● **Exercise objective**
Go through the records and show each line where the word "title" occurs.

● **Entries from a visual dataset**
## START

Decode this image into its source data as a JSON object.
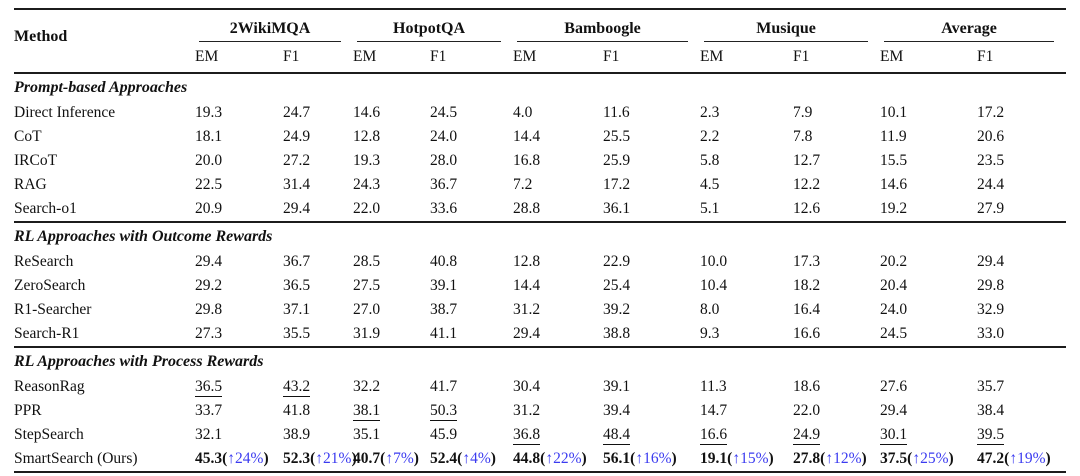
{
  "colors": {
    "accent_gain": "#3b3bf0",
    "text": "#111111",
    "rule": "#1c1c1c"
  },
  "table": {
    "method_header": "Method",
    "gain_arrow": "↑",
    "groups": [
      {
        "label": "2WikiMQA"
      },
      {
        "label": "HotpotQA"
      },
      {
        "label": "Bamboogle"
      },
      {
        "label": "Musique"
      },
      {
        "label": "Average"
      }
    ],
    "subheaders": [
      "EM",
      "F1"
    ],
    "sections": [
      {
        "title": "Prompt-based Approaches",
        "rows": [
          {
            "method": "Direct Inference",
            "bold": false,
            "cells": [
              {
                "v": "19.3"
              },
              {
                "v": "24.7"
              },
              {
                "v": "14.6"
              },
              {
                "v": "24.5"
              },
              {
                "v": "4.0"
              },
              {
                "v": "11.6"
              },
              {
                "v": "2.3"
              },
              {
                "v": "7.9"
              },
              {
                "v": "10.1"
              },
              {
                "v": "17.2"
              }
            ]
          },
          {
            "method": "CoT",
            "bold": false,
            "cells": [
              {
                "v": "18.1"
              },
              {
                "v": "24.9"
              },
              {
                "v": "12.8"
              },
              {
                "v": "24.0"
              },
              {
                "v": "14.4"
              },
              {
                "v": "25.5"
              },
              {
                "v": "2.2"
              },
              {
                "v": "7.8"
              },
              {
                "v": "11.9"
              },
              {
                "v": "20.6"
              }
            ]
          },
          {
            "method": "IRCoT",
            "bold": false,
            "cells": [
              {
                "v": "20.0"
              },
              {
                "v": "27.2"
              },
              {
                "v": "19.3"
              },
              {
                "v": "28.0"
              },
              {
                "v": "16.8"
              },
              {
                "v": "25.9"
              },
              {
                "v": "5.8"
              },
              {
                "v": "12.7"
              },
              {
                "v": "15.5"
              },
              {
                "v": "23.5"
              }
            ]
          },
          {
            "method": "RAG",
            "bold": false,
            "cells": [
              {
                "v": "22.5"
              },
              {
                "v": "31.4"
              },
              {
                "v": "24.3"
              },
              {
                "v": "36.7"
              },
              {
                "v": "7.2"
              },
              {
                "v": "17.2"
              },
              {
                "v": "4.5"
              },
              {
                "v": "12.2"
              },
              {
                "v": "14.6"
              },
              {
                "v": "24.4"
              }
            ]
          },
          {
            "method": "Search-o1",
            "bold": false,
            "cells": [
              {
                "v": "20.9"
              },
              {
                "v": "29.4"
              },
              {
                "v": "22.0"
              },
              {
                "v": "33.6"
              },
              {
                "v": "28.8"
              },
              {
                "v": "36.1"
              },
              {
                "v": "5.1"
              },
              {
                "v": "12.6"
              },
              {
                "v": "19.2"
              },
              {
                "v": "27.9"
              }
            ]
          }
        ]
      },
      {
        "title": "RL Approaches with Outcome Rewards",
        "rows": [
          {
            "method": "ReSearch",
            "bold": false,
            "cells": [
              {
                "v": "29.4"
              },
              {
                "v": "36.7"
              },
              {
                "v": "28.5"
              },
              {
                "v": "40.8"
              },
              {
                "v": "12.8"
              },
              {
                "v": "22.9"
              },
              {
                "v": "10.0"
              },
              {
                "v": "17.3"
              },
              {
                "v": "20.2"
              },
              {
                "v": "29.4"
              }
            ]
          },
          {
            "method": "ZeroSearch",
            "bold": false,
            "cells": [
              {
                "v": "29.2"
              },
              {
                "v": "36.5"
              },
              {
                "v": "27.5"
              },
              {
                "v": "39.1"
              },
              {
                "v": "14.4"
              },
              {
                "v": "25.4"
              },
              {
                "v": "10.4"
              },
              {
                "v": "18.2"
              },
              {
                "v": "20.4"
              },
              {
                "v": "29.8"
              }
            ]
          },
          {
            "method": "R1-Searcher",
            "bold": false,
            "cells": [
              {
                "v": "29.8"
              },
              {
                "v": "37.1"
              },
              {
                "v": "27.0"
              },
              {
                "v": "38.7"
              },
              {
                "v": "31.2"
              },
              {
                "v": "39.2"
              },
              {
                "v": "8.0"
              },
              {
                "v": "16.4"
              },
              {
                "v": "24.0"
              },
              {
                "v": "32.9"
              }
            ]
          },
          {
            "method": "Search-R1",
            "bold": false,
            "cells": [
              {
                "v": "27.3"
              },
              {
                "v": "35.5"
              },
              {
                "v": "31.9"
              },
              {
                "v": "41.1"
              },
              {
                "v": "29.4"
              },
              {
                "v": "38.8"
              },
              {
                "v": "9.3"
              },
              {
                "v": "16.6"
              },
              {
                "v": "24.5"
              },
              {
                "v": "33.0"
              }
            ]
          }
        ]
      },
      {
        "title": "RL Approaches with Process Rewards",
        "rows": [
          {
            "method": "ReasonRag",
            "bold": false,
            "cells": [
              {
                "v": "36.5",
                "u": true
              },
              {
                "v": "43.2",
                "u": true
              },
              {
                "v": "32.2"
              },
              {
                "v": "41.7"
              },
              {
                "v": "30.4"
              },
              {
                "v": "39.1"
              },
              {
                "v": "11.3"
              },
              {
                "v": "18.6"
              },
              {
                "v": "27.6"
              },
              {
                "v": "35.7"
              }
            ]
          },
          {
            "method": "PPR",
            "bold": false,
            "cells": [
              {
                "v": "33.7"
              },
              {
                "v": "41.8"
              },
              {
                "v": "38.1",
                "u": true
              },
              {
                "v": "50.3",
                "u": true
              },
              {
                "v": "31.2"
              },
              {
                "v": "39.4"
              },
              {
                "v": "14.7"
              },
              {
                "v": "22.0"
              },
              {
                "v": "29.4"
              },
              {
                "v": "38.4"
              }
            ]
          },
          {
            "method": "StepSearch",
            "bold": false,
            "cells": [
              {
                "v": "32.1"
              },
              {
                "v": "38.9"
              },
              {
                "v": "35.1"
              },
              {
                "v": "45.9"
              },
              {
                "v": "36.8",
                "u": true
              },
              {
                "v": "48.4",
                "u": true
              },
              {
                "v": "16.6",
                "u": true
              },
              {
                "v": "24.9",
                "u": true
              },
              {
                "v": "30.1",
                "u": true
              },
              {
                "v": "39.5",
                "u": true
              }
            ]
          },
          {
            "method": "SmartSearch (Ours)",
            "bold": true,
            "cells": [
              {
                "v": "45.3",
                "gain": "24%"
              },
              {
                "v": "52.3",
                "gain": "21%"
              },
              {
                "v": "40.7",
                "gain": "7%"
              },
              {
                "v": "52.4",
                "gain": "4%"
              },
              {
                "v": "44.8",
                "gain": "22%"
              },
              {
                "v": "56.1",
                "gain": "16%"
              },
              {
                "v": "19.1",
                "gain": "15%"
              },
              {
                "v": "27.8",
                "gain": "12%"
              },
              {
                "v": "37.5",
                "gain": "25%"
              },
              {
                "v": "47.2",
                "gain": "19%"
              }
            ]
          }
        ]
      }
    ]
  }
}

## END

● **Completed task**
        "title": "Prompt-based Approaches",
        "title": "RL Approaches with Outcome Rewards",
        "title": "RL Approaches with Process Rewards",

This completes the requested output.